Quote the listing below in its entirety, omitting every image.

* BEGIN Listed entries *

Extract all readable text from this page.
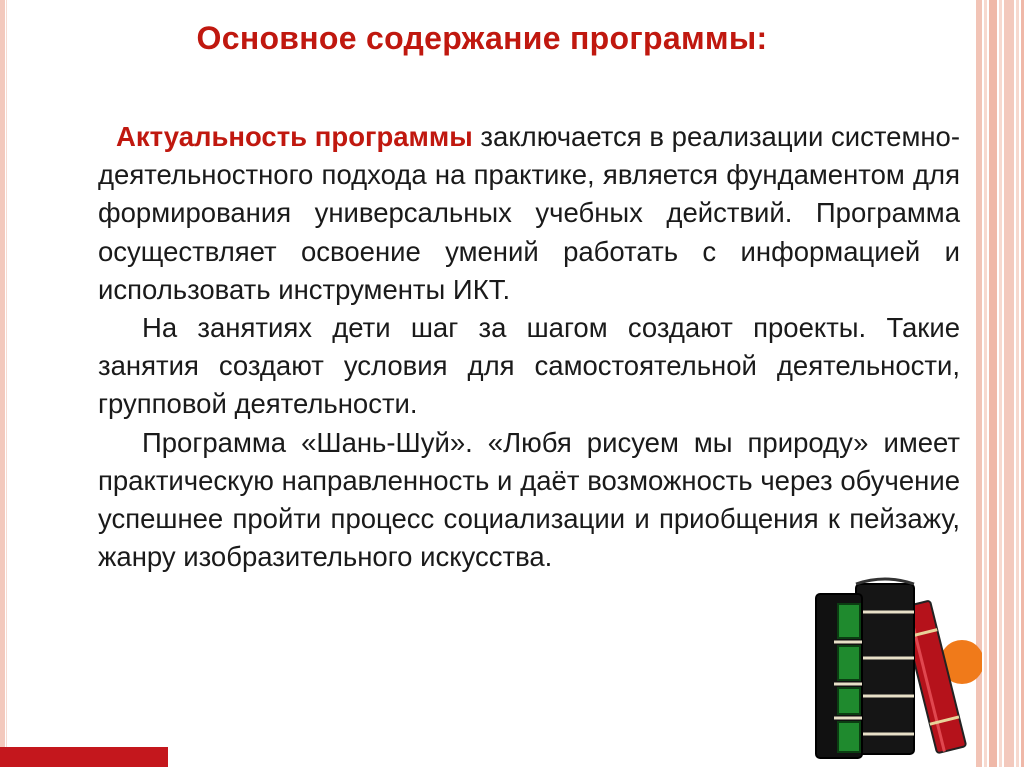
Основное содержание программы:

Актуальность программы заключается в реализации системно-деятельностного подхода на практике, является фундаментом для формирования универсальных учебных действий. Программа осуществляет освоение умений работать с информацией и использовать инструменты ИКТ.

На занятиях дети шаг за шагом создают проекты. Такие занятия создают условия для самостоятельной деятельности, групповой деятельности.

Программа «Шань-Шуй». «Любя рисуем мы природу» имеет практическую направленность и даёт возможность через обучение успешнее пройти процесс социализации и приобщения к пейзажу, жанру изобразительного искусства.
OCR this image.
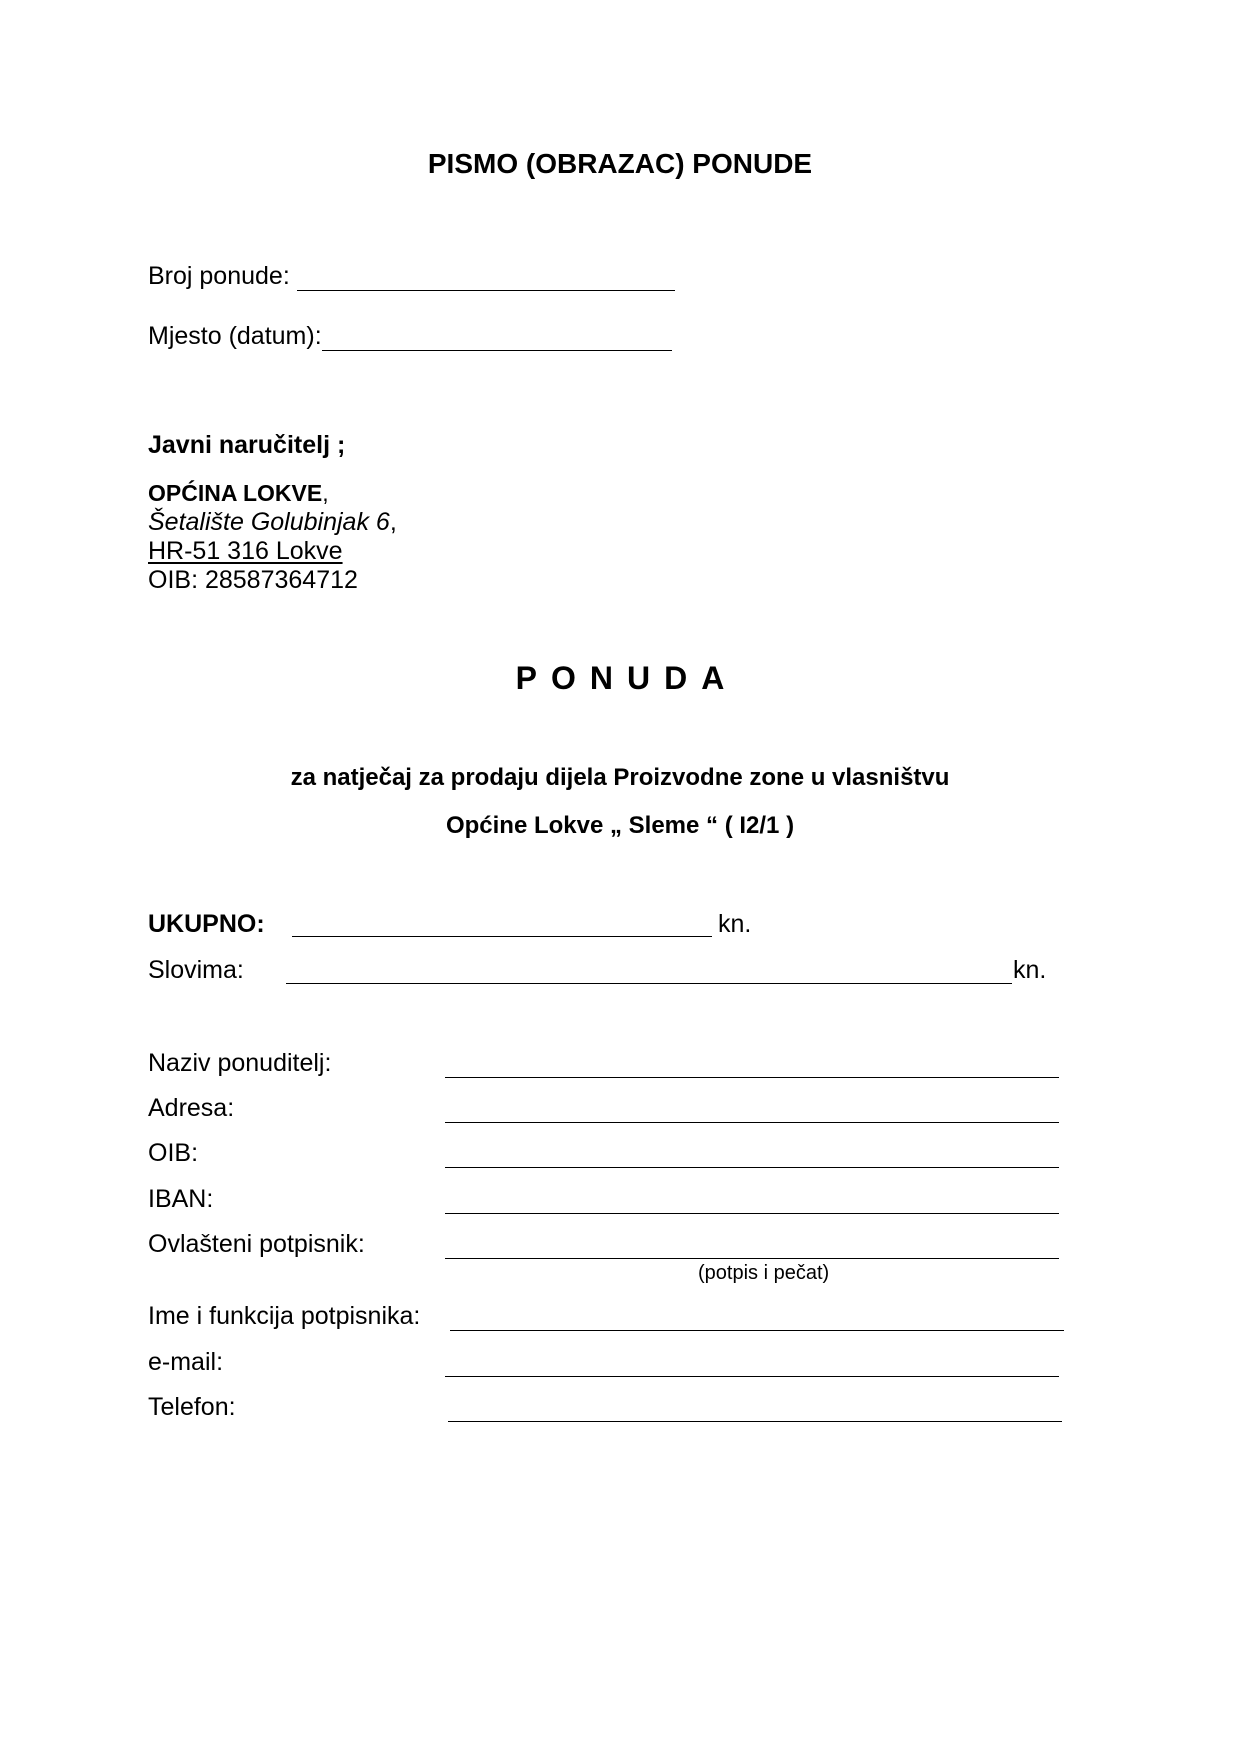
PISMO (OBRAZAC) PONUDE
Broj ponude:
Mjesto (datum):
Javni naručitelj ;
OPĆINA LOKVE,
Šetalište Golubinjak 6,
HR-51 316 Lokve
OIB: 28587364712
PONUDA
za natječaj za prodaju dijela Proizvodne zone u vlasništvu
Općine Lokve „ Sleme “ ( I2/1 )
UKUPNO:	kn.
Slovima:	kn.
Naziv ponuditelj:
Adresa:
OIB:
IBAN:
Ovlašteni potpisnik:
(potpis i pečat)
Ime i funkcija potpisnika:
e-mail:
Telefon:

* END Listed entries *

> [Result of this exercise]:
Extract all readable text from this page.
Основное содержание программы:

Актуальность программы заключается в реализации системно-деятельностного подхода на практике, является фундаментом для формирования универсальных учебных действий. Программа осуществляет освоение умений работать с информацией и использовать инструменты ИКТ.

На занятиях дети шаг за шагом создают проекты. Такие занятия создают условия для самостоятельной деятельности, групповой деятельности.

Программа «Шань-Шуй». «Любя рисуем мы природу» имеет практическую направленность и даёт возможность через обучение успешнее пройти процесс социализации и приобщения к пейзажу, жанру изобразительного искусства.
OCR this image.
PISMO (OBRAZAC) PONUDE
Broj ponude:
Mjesto (datum):
Javni naručitelj ;
OPĆINA LOKVE,
Šetalište Golubinjak 6,
HR-51 316 Lokve
OIB: 28587364712
PONUDA
za natječaj za prodaju dijela Proizvodne zone u vlasništvu
Općine Lokve „ Sleme “ ( I2/1 )
UKUPNO:	kn.
Slovima:	kn.
Naziv ponuditelj:
Adresa:
OIB:
IBAN:
Ovlašteni potpisnik:
(potpis i pečat)
Ime i funkcija potpisnika:
e-mail:
Telefon:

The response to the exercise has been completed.